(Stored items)
_____
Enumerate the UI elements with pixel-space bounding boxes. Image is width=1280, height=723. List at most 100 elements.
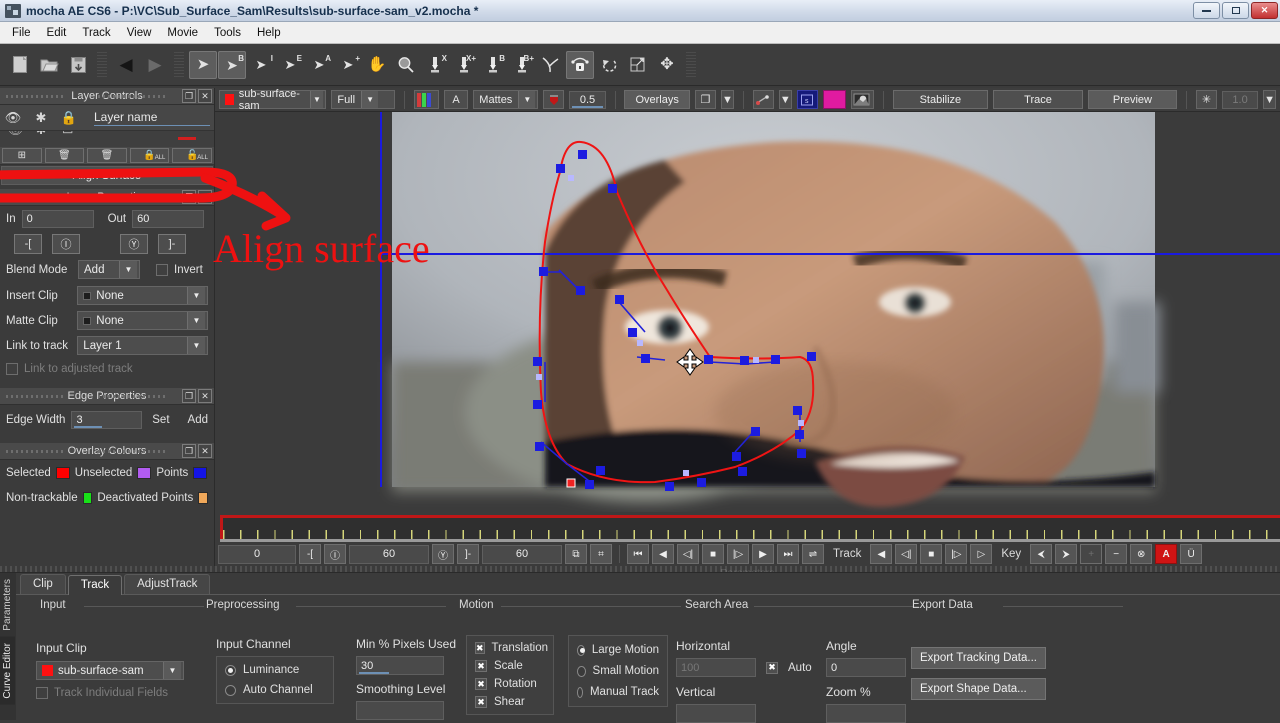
lock-icon-row[interactable]: ▭: [62, 131, 73, 137]
spline-points-icon[interactable]: [752, 90, 774, 109]
small-motion-radio[interactable]: [577, 665, 586, 677]
add-key-button[interactable]: +: [1080, 544, 1103, 564]
go-to-end-button[interactable]: ⏭: [777, 544, 799, 564]
pan-hand-tool-icon[interactable]: ✋: [363, 51, 391, 79]
manual-track-radio[interactable]: [577, 686, 583, 698]
chevron-down-icon[interactable]: ▼: [187, 287, 205, 304]
spline-colour-swatch[interactable]: [822, 90, 846, 109]
timeline-in-field[interactable]: 0: [218, 544, 296, 564]
clip-select[interactable]: sub-surface-sam ▼: [219, 88, 327, 112]
next-icon[interactable]: ▶: [141, 51, 169, 79]
stop-button[interactable]: ■: [702, 544, 724, 564]
go-to-in-button[interactable]: Ⓘ: [52, 234, 80, 254]
chevron-down-icon[interactable]: ▼: [778, 90, 792, 109]
go-to-in-button[interactable]: Ⓘ: [324, 544, 346, 564]
go-to-start-button[interactable]: ⏮: [627, 544, 649, 564]
alpha-channel-button[interactable]: A: [443, 90, 469, 109]
select-a-tool-icon[interactable]: ➤ A: [305, 51, 333, 79]
select-i-tool-icon[interactable]: ➤ I: [247, 51, 275, 79]
magnetic-spline-tool-icon[interactable]: [537, 51, 565, 79]
vtab-curve-editor[interactable]: Curve Editor: [0, 636, 15, 705]
float-panel-button[interactable]: ❐: [182, 89, 196, 103]
gear-icon-row[interactable]: ✱: [36, 131, 46, 137]
go-to-out-button[interactable]: Ⓨ: [120, 234, 148, 254]
align-surface-button[interactable]: Align Surface: [1, 166, 213, 185]
horizontal-field[interactable]: 100: [676, 658, 756, 677]
close-button[interactable]: ✕: [1251, 2, 1278, 19]
chevron-down-icon[interactable]: ▼: [720, 90, 734, 109]
chevron-down-icon[interactable]: ▼: [187, 312, 205, 329]
surface-icon[interactable]: s: [796, 90, 818, 109]
shear-checkbox[interactable]: ✖: [475, 696, 487, 708]
chevron-down-icon[interactable]: ▼: [163, 662, 181, 679]
zoom-percent-field[interactable]: [826, 704, 906, 723]
new-project-icon[interactable]: [6, 51, 34, 79]
minimize-button[interactable]: [1193, 2, 1220, 19]
bezier-add-tool-icon[interactable]: B+: [508, 51, 536, 79]
close-panel-button[interactable]: ✕: [198, 190, 212, 204]
rgb-channels-icon[interactable]: [414, 90, 439, 109]
stabilize-button[interactable]: Stabilize: [892, 90, 989, 109]
zoom-select[interactable]: Full ▼: [331, 90, 396, 109]
mattes-select[interactable]: Mattes ▼: [473, 90, 539, 109]
delete-keyframes-button[interactable]: 🗑: [87, 148, 127, 163]
link-adjusted-checkbox[interactable]: [6, 363, 18, 375]
track-backward-all-button[interactable]: ◀: [870, 544, 893, 564]
timeline-out-field[interactable]: 60: [482, 544, 562, 564]
step-back-button[interactable]: ◁|: [677, 544, 699, 564]
in-field[interactable]: 0: [21, 210, 94, 228]
track-forward-button[interactable]: |▷: [945, 544, 968, 564]
add-button[interactable]: Add: [188, 414, 208, 426]
matte-opacity-field[interactable]: 0.5: [569, 90, 606, 109]
large-motion-radio[interactable]: [577, 644, 585, 656]
overlays-button[interactable]: Overlays: [624, 90, 690, 109]
matte-clip-select[interactable]: None ▼: [77, 311, 208, 330]
maximize-button[interactable]: [1222, 2, 1249, 19]
angle-field[interactable]: 0: [826, 658, 906, 677]
rotation-checkbox[interactable]: ✖: [475, 678, 487, 690]
menu-view[interactable]: View: [119, 24, 160, 42]
set-in-button[interactable]: -[: [14, 234, 42, 254]
export-tracking-data-button[interactable]: Export Tracking Data...: [911, 647, 1046, 669]
lock-all-button[interactable]: 🔒 ALL: [129, 148, 170, 163]
timeline-current-field[interactable]: 60: [349, 544, 429, 564]
gear-icon[interactable]: ✱: [32, 110, 50, 126]
link-to-track-select[interactable]: Layer 1 ▼: [77, 336, 208, 355]
track-forward-all-button[interactable]: ▷: [970, 544, 993, 564]
menu-tools[interactable]: Tools: [206, 24, 249, 42]
loop-button[interactable]: ⇌: [802, 544, 824, 564]
auto-checkbox[interactable]: ✖: [766, 661, 778, 674]
bezier-tool-icon[interactable]: B: [479, 51, 507, 79]
menu-movie[interactable]: Movie: [159, 24, 206, 42]
gain-field[interactable]: 1.0: [1222, 90, 1259, 109]
trace-button[interactable]: Trace: [993, 90, 1083, 109]
lock-icon[interactable]: 🔒: [60, 110, 78, 126]
open-project-icon[interactable]: [35, 51, 63, 79]
zoom-window-icon[interactable]: [850, 90, 874, 109]
chevron-down-icon[interactable]: ▼: [361, 91, 379, 108]
matte-colour-icon[interactable]: [543, 90, 565, 109]
vtab-parameters[interactable]: Parameters: [0, 573, 15, 637]
chevron-down-icon[interactable]: ▼: [309, 91, 324, 108]
viewer-image[interactable]: [215, 112, 1280, 532]
close-panel-button[interactable]: ✕: [198, 89, 212, 103]
selected-colour-swatch[interactable]: [55, 467, 70, 479]
preview-button[interactable]: Preview: [1087, 90, 1177, 109]
next-key-button[interactable]: ⮞: [1055, 544, 1078, 564]
select-tool-icon[interactable]: ➤: [189, 50, 217, 79]
xspline-add-tool-icon[interactable]: X+: [450, 51, 478, 79]
min-pixels-field[interactable]: 30: [356, 656, 444, 675]
set-in-button[interactable]: -[: [299, 544, 321, 564]
unselected-colour-swatch[interactable]: [137, 467, 152, 479]
menu-file[interactable]: File: [4, 24, 39, 42]
select-b-tool-icon[interactable]: ➤ B: [218, 50, 246, 79]
edge-width-field[interactable]: 3: [71, 411, 143, 429]
export-shape-data-button[interactable]: Export Shape Data...: [911, 678, 1046, 700]
rotate-surface-tool-icon[interactable]: [595, 51, 623, 79]
non-trackable-colour-swatch[interactable]: [82, 492, 93, 504]
set-button[interactable]: Set: [152, 414, 169, 426]
save-project-icon[interactable]: [64, 51, 92, 79]
play-forward-button[interactable]: ▶: [752, 544, 774, 564]
menu-track[interactable]: Track: [74, 24, 118, 42]
layer-list-row[interactable]: 👁 ✱ ▭: [0, 131, 214, 147]
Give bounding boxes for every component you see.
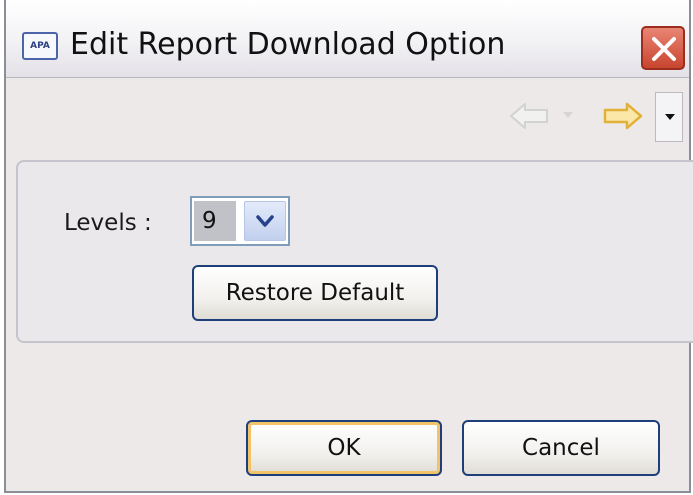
levels-value[interactable]: 9	[194, 201, 236, 241]
back-arrow-icon[interactable]	[509, 102, 549, 130]
apa-app-icon: APA	[22, 32, 58, 60]
dialog-window: APA Edit Report Download Option Levels :…	[4, 0, 693, 493]
window-title: Edit Report Download Option	[70, 27, 506, 62]
chevron-down-icon	[256, 215, 274, 227]
app-icon-text: APA	[30, 41, 50, 51]
forward-dropdown-button[interactable]	[655, 92, 683, 142]
cancel-button[interactable]: Cancel	[462, 420, 660, 476]
back-dropdown-icon[interactable]	[561, 110, 575, 120]
navigation-toolbar	[509, 90, 689, 142]
chevron-down-icon	[665, 114, 675, 120]
close-button[interactable]	[641, 26, 685, 70]
close-icon	[652, 37, 676, 61]
restore-default-button[interactable]: Restore Default	[192, 265, 438, 321]
title-bar[interactable]: APA Edit Report Download Option	[6, 0, 689, 78]
forward-arrow-icon[interactable]	[603, 102, 643, 130]
levels-dropdown-button[interactable]	[244, 201, 286, 241]
ok-button[interactable]: OK	[246, 420, 442, 476]
levels-label: Levels :	[64, 210, 152, 236]
levels-select[interactable]: 9	[190, 196, 290, 246]
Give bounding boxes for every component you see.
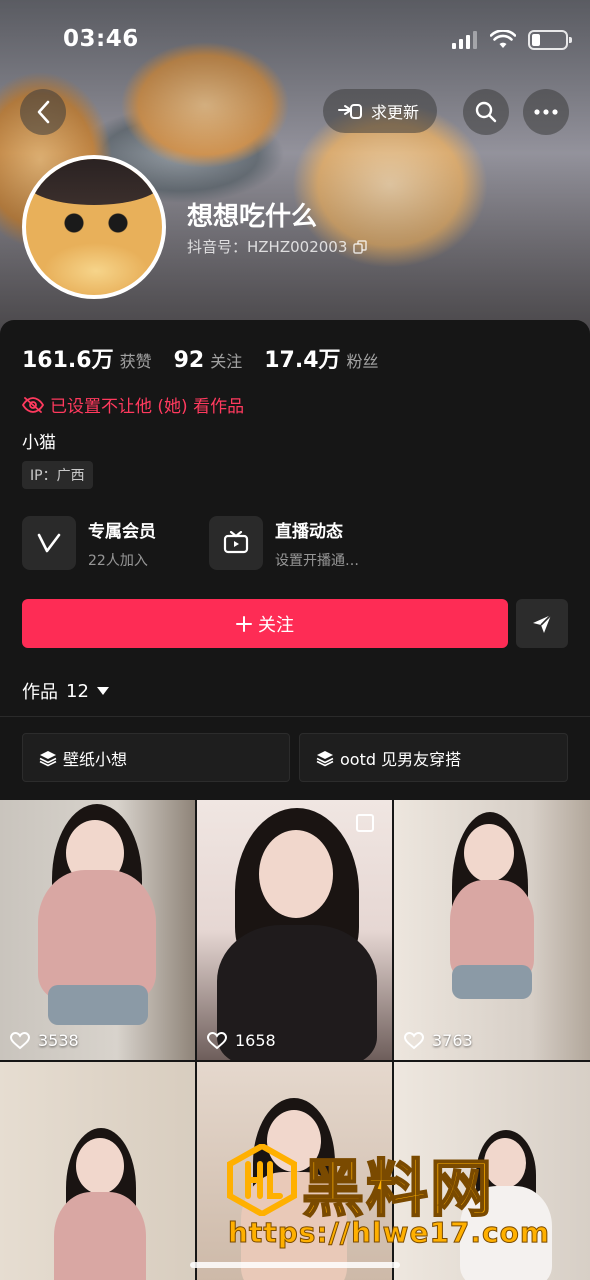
works-tab[interactable]: 作品 12 [22,678,109,704]
profile-info-panel: 161.6万 获赞 92 关注 17.4万 粉丝 已设置不让他 (她) 看作品 … [0,320,590,800]
like-count-value: 3538 [38,1031,79,1050]
more-button[interactable] [523,89,569,135]
heart-icon [10,1031,30,1049]
stat-value: 17.4万 [264,348,341,373]
watermark: 黑料网 https://hlwe17.com [222,1138,562,1258]
like-count: 1658 [207,1031,276,1050]
feature-icon-box [22,516,76,570]
feature-icon-box [209,516,263,570]
stat-label: 获赞 [119,352,152,371]
collection-chip[interactable]: ootd 见男友穿搭 [299,733,568,782]
works-tab-label: 作品 [22,682,58,703]
send-icon [533,613,552,633]
profile-stats: 161.6万 获赞 92 关注 17.4万 粉丝 [22,342,379,374]
thumbnail-figure [452,965,532,999]
request-update-label: 求更新 [371,103,420,122]
feature-title: 专属会员 [88,521,156,542]
thumbnail-figure [259,830,333,918]
like-count-value: 1658 [235,1031,276,1050]
more-icon [534,109,558,115]
thumbnail-figure [48,985,148,1025]
layers-icon [39,750,57,766]
like-count: 3538 [10,1031,79,1050]
search-button[interactable] [463,89,509,135]
status-time: 03:46 [63,26,139,52]
status-bar: 03:46 [0,24,590,58]
status-icons [452,30,572,50]
privacy-notice-text: 已设置不让他 (她) 看作品 [50,397,245,417]
stat-following[interactable]: 92 关注 [174,348,243,373]
chevron-left-icon [37,100,50,124]
bio: 小猫 [22,433,56,453]
caret-down-icon [96,687,109,695]
plus-icon [236,615,252,632]
collection-chip[interactable]: 壁纸小想 [22,733,290,782]
multi-image-icon [356,814,374,832]
video-thumbnail[interactable]: 1658 [197,800,392,1060]
privacy-notice[interactable]: 已设置不让他 (她) 看作品 [22,392,244,417]
like-count-value: 3763 [432,1031,473,1050]
feature-subtitle: 设置开播通… [275,552,359,569]
follow-button[interactable]: 关注 [22,599,508,648]
divider [0,716,590,717]
feature-title: 直播动态 [275,521,343,542]
stat-label: 粉丝 [346,352,379,371]
collection-label: 壁纸小想 [63,749,128,769]
tv-icon [223,531,249,554]
thumbnail-figure [76,1138,124,1194]
avatar[interactable] [22,155,166,299]
exclusive-membership-entry[interactable]: 专属会员 22人加入 [22,516,156,570]
request-update-button[interactable]: 求更新 [323,89,438,133]
layers-icon [316,750,334,766]
profile-id[interactable]: 抖音号：HZHZ002003 [187,236,368,257]
feature-subtitle: 22人加入 [88,552,148,569]
like-count: 3763 [404,1031,473,1050]
video-thumbnail[interactable] [0,1062,195,1280]
wifi-icon [490,30,516,48]
watermark-title: 黑料网 [301,1151,495,1226]
eye-hidden-icon [22,396,44,413]
vip-v-icon [37,533,61,553]
ip-location-tag: IP：广西 [22,461,93,489]
pointing-hand-icon [338,104,362,119]
profile-id-text: 抖音号：HZHZ002003 [187,238,348,256]
thumbnail-figure [38,870,156,1000]
heart-icon [207,1031,227,1049]
stat-value: 92 [173,348,205,373]
search-icon [475,101,497,123]
heart-icon [404,1031,424,1049]
collection-label: ootd 见男友穿搭 [340,749,462,769]
battery-icon [528,30,572,50]
stat-likes[interactable]: 161.6万 获赞 [22,342,152,374]
thumbnail-figure [54,1192,146,1280]
copy-icon[interactable] [353,239,368,254]
works-tab-count: 12 [66,680,89,702]
signal-icon [452,31,477,49]
video-thumbnail[interactable]: 3763 [394,800,590,1060]
stat-followers[interactable]: 17.4万 粉丝 [264,342,378,374]
stat-label: 关注 [210,352,243,371]
watermark-logo-icon [227,1144,297,1216]
home-indicator[interactable] [190,1262,400,1268]
watermark-url: https://hlwe17.com [227,1216,551,1250]
profile-name: 想想吃什么 [187,202,318,232]
live-updates-entry[interactable]: 直播动态 设置开播通… [209,516,359,570]
video-thumbnail[interactable]: 3538 [0,800,195,1060]
share-button[interactable] [516,599,568,648]
thumbnail-figure [464,824,514,882]
follow-button-label: 关注 [258,614,294,636]
stat-value: 161.6万 [22,348,114,373]
back-button[interactable] [20,89,66,135]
_____
Report each line of the listing that contains the string "chip". Case counts.

Solution for this task -
collection-chip[interactable]: ootd 见男友穿搭 [299,733,568,782]
collection-chip[interactable]: 壁纸小想 [22,733,290,782]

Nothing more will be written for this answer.